## TASK OBJECTIVE
Using the entries that follow, count the lines containing the word "applicability" and give that number by itself.

## RECORDED INFORMATION

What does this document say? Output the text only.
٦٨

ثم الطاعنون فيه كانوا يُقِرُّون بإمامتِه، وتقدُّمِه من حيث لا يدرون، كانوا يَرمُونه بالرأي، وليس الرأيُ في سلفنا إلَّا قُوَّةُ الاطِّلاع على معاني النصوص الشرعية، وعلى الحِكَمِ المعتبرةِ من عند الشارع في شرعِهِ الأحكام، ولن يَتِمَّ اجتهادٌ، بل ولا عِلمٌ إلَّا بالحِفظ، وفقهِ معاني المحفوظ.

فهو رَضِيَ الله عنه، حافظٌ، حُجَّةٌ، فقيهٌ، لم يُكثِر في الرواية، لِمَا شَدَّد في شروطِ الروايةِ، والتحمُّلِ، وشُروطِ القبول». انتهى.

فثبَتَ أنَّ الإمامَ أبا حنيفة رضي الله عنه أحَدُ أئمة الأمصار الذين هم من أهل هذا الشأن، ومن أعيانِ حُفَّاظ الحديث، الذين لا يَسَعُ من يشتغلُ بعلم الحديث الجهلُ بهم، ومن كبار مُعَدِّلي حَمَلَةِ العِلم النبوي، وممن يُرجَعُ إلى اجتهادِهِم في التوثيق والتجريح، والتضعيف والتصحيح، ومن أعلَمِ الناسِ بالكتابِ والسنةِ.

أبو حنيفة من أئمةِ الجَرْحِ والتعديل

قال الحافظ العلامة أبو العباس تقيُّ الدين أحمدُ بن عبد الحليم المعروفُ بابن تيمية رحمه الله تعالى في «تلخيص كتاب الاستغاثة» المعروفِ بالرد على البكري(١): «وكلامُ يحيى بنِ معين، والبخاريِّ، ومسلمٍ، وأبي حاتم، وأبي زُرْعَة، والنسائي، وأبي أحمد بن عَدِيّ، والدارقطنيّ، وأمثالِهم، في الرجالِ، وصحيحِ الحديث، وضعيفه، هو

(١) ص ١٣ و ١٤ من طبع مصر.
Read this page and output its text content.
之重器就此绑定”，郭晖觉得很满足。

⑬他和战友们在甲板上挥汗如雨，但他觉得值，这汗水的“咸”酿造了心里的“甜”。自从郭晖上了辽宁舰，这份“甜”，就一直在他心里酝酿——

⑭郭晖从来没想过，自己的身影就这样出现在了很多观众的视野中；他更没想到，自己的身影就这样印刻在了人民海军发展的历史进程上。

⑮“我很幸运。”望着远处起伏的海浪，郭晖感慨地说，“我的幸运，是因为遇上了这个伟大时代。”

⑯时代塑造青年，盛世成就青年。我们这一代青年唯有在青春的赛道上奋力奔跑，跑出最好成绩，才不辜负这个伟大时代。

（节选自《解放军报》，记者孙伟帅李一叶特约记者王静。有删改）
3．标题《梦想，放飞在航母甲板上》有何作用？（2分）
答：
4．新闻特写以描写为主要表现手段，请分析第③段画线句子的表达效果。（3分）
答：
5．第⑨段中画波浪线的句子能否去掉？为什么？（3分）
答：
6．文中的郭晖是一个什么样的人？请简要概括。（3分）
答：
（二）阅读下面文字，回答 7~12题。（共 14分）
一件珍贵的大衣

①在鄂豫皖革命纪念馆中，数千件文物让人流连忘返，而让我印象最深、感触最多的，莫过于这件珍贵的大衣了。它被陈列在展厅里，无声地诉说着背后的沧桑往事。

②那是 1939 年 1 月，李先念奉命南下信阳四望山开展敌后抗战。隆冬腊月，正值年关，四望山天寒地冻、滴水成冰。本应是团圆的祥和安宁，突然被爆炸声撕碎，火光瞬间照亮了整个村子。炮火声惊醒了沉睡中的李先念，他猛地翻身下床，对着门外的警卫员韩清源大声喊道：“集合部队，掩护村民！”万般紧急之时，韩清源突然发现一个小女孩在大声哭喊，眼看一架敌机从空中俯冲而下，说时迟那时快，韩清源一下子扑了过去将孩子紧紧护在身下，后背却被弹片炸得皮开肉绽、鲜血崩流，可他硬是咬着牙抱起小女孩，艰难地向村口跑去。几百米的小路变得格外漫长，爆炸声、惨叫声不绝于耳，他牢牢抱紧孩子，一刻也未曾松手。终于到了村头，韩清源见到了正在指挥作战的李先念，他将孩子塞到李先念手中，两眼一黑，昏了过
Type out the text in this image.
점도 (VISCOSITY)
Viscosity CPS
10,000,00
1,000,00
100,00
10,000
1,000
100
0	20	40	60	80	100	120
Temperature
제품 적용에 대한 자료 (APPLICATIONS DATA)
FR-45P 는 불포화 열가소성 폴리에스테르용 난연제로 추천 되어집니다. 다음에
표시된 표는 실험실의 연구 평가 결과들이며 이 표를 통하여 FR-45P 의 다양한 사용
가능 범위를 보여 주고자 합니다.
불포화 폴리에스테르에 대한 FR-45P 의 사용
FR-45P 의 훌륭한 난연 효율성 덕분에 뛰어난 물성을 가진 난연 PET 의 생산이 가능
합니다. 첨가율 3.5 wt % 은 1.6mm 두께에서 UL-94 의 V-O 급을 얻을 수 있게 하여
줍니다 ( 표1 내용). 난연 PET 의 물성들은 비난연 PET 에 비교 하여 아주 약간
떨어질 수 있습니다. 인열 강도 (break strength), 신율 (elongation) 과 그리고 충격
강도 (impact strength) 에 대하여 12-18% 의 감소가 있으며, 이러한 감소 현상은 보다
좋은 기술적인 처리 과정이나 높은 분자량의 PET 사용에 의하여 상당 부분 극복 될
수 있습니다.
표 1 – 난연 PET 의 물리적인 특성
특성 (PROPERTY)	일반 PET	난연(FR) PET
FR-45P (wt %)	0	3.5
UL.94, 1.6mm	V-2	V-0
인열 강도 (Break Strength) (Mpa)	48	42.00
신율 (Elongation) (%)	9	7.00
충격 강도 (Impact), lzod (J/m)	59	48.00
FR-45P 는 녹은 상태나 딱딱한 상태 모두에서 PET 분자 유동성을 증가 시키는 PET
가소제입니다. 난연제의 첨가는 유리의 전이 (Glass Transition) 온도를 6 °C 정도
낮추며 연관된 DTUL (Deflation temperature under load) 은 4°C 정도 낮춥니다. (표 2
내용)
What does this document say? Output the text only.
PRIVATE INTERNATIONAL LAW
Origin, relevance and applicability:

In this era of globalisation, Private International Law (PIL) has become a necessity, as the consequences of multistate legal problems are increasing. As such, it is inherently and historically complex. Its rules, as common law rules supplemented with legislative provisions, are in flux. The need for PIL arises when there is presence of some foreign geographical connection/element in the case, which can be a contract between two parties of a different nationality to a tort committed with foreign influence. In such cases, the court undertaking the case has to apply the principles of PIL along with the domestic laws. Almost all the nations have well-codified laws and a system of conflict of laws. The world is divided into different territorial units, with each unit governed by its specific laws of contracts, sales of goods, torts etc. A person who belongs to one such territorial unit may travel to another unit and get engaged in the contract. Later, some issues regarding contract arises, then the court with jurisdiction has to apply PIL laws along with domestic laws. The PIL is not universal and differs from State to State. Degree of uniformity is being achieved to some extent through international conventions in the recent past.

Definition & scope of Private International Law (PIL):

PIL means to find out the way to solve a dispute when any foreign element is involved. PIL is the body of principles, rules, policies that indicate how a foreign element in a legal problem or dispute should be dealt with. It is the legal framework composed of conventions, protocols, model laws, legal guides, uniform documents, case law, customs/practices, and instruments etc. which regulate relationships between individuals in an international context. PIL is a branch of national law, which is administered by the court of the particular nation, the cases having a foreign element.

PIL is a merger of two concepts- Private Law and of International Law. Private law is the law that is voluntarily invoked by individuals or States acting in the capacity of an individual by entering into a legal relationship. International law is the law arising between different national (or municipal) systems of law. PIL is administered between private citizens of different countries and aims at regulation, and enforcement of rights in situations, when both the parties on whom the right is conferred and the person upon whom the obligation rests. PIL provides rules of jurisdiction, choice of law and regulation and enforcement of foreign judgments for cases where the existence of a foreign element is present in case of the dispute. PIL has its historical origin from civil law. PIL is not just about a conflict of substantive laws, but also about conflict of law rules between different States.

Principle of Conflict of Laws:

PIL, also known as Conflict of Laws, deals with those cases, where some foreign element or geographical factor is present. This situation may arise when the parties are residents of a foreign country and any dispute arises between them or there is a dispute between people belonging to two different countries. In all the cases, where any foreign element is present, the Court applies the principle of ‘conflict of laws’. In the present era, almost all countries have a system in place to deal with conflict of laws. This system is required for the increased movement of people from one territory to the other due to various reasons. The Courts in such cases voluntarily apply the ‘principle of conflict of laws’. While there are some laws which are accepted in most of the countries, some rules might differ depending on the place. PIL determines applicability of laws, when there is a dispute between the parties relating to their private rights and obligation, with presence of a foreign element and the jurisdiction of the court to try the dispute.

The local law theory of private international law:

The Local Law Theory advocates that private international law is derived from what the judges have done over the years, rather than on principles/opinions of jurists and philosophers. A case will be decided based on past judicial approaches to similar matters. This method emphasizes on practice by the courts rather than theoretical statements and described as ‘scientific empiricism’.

## EXERCISE OUTPUT
2